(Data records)
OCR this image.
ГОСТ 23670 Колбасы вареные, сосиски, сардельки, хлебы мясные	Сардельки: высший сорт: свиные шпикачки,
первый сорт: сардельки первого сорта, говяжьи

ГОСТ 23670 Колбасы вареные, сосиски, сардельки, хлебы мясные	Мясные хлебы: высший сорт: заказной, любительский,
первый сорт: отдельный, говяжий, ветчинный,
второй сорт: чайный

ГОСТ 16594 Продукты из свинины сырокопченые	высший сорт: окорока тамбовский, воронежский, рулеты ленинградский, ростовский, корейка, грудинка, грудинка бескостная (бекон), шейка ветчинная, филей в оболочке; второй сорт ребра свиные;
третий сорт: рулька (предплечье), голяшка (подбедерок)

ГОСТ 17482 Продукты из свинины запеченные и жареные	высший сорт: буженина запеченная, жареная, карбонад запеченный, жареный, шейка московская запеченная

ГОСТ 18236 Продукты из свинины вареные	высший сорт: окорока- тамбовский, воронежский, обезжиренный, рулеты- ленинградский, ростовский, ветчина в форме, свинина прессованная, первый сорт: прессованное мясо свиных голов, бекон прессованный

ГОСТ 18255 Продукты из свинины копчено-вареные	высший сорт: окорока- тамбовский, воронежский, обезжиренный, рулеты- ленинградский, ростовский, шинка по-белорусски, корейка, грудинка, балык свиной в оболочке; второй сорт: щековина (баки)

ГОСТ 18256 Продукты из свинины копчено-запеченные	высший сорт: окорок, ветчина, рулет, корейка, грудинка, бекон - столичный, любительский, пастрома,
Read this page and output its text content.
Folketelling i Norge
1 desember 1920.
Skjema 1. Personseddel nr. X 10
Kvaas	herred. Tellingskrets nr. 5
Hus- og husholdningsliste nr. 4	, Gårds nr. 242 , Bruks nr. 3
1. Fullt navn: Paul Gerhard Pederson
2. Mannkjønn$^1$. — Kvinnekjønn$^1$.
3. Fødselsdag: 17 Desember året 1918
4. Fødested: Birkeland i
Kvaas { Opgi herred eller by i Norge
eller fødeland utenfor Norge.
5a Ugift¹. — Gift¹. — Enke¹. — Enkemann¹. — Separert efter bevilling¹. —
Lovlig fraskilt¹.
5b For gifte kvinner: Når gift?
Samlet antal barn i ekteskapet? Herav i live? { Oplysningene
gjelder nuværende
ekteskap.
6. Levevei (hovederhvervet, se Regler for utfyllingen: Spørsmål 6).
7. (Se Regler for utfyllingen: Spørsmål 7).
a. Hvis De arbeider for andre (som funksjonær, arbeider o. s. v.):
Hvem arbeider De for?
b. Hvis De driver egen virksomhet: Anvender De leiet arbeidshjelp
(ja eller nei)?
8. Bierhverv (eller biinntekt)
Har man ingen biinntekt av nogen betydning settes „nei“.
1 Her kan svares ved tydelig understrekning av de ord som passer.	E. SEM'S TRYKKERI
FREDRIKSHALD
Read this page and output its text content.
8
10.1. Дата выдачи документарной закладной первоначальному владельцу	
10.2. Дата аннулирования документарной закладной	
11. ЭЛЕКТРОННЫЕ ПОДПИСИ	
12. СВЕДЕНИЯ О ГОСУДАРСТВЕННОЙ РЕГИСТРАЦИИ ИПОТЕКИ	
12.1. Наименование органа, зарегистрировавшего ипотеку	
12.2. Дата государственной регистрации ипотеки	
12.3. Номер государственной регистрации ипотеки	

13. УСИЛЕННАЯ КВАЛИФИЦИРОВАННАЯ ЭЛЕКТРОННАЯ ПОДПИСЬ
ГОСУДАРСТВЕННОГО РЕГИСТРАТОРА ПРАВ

Given request:
Using the data above, output each line exactly.

Reply:
OCR this image.
ГОСТ 23670 Колбасы вареные, сосиски, сардельки, хлебы мясные	Сардельки: высший сорт: свиные шпикачки,
первый сорт: сардельки первого сорта, говяжьи

ГОСТ 23670 Колбасы вареные, сосиски, сардельки, хлебы мясные	Мясные хлебы: высший сорт: заказной, любительский,
первый сорт: отдельный, говяжий, ветчинный,
второй сорт: чайный

ГОСТ 16594 Продукты из свинины сырокопченые	высший сорт: окорока тамбовский, воронежский, рулеты ленинградский, ростовский, корейка, грудинка, грудинка бескостная (бекон), шейка ветчинная, филей в оболочке; второй сорт ребра свиные;
третий сорт: рулька (предплечье), голяшка (подбедерок)

ГОСТ 17482 Продукты из свинины запеченные и жареные	высший сорт: буженина запеченная, жареная, карбонад запеченный, жареный, шейка московская запеченная

ГОСТ 18236 Продукты из свинины вареные	высший сорт: окорока- тамбовский, воронежский, обезжиренный, рулеты- ленинградский, ростовский, ветчина в форме, свинина прессованная, первый сорт: прессованное мясо свиных голов, бекон прессованный

ГОСТ 18255 Продукты из свинины копчено-вареные	высший сорт: окорока- тамбовский, воронежский, обезжиренный, рулеты- ленинградский, ростовский, шинка по-белорусски, корейка, грудинка, балык свиной в оболочке; второй сорт: щековина (баки)

ГОСТ 18256 Продукты из свинины копчено-запеченные	высший сорт: окорок, ветчина, рулет, корейка, грудинка, бекон - столичный, любительский, пастрома,
Read this page and output its text content.
Folketelling i Norge
1 desember 1920.
Skjema 1. Personseddel nr. X 10
Kvaas	herred. Tellingskrets nr. 5
Hus- og husholdningsliste nr. 4	, Gårds nr. 242 , Bruks nr. 3
1. Fullt navn: Paul Gerhard Pederson
2. Mannkjønn$^1$. — Kvinnekjønn$^1$.
3. Fødselsdag: 17 Desember året 1918
4. Fødested: Birkeland i
Kvaas { Opgi herred eller by i Norge
eller fødeland utenfor Norge.
5a Ugift¹. — Gift¹. — Enke¹. — Enkemann¹. — Separert efter bevilling¹. —
Lovlig fraskilt¹.
5b For gifte kvinner: Når gift?
Samlet antal barn i ekteskapet? Herav i live? { Oplysningene
gjelder nuværende
ekteskap.
6. Levevei (hovederhvervet, se Regler for utfyllingen: Spørsmål 6).
7. (Se Regler for utfyllingen: Spørsmål 7).
a. Hvis De arbeider for andre (som funksjonær, arbeider o. s. v.):
Hvem arbeider De for?
b. Hvis De driver egen virksomhet: Anvender De leiet arbeidshjelp
(ja eller nei)?
8. Bierhverv (eller biinntekt)
Har man ingen biinntekt av nogen betydning settes „nei“.
1 Her kan svares ved tydelig understrekning av de ord som passer.	E. SEM'S TRYKKERI
FREDRIKSHALD
Read this page and output its text content.
8
10.1. Дата выдачи документарной закладной первоначальному владельцу	
10.2. Дата аннулирования документарной закладной	
11. ЭЛЕКТРОННЫЕ ПОДПИСИ	
12. СВЕДЕНИЯ О ГОСУДАРСТВЕННОЙ РЕГИСТРАЦИИ ИПОТЕКИ	
12.1. Наименование органа, зарегистрировавшего ипотеку	
12.2. Дата государственной регистрации ипотеки	
12.3. Номер государственной регистрации ипотеки	

13. УСИЛЕННАЯ КВАЛИФИЦИРОВАННАЯ ЭЛЕКТРОННАЯ ПОДПИСЬ
ГОСУДАРСТВЕННОГО РЕГИСТРАТОРА ПРАВ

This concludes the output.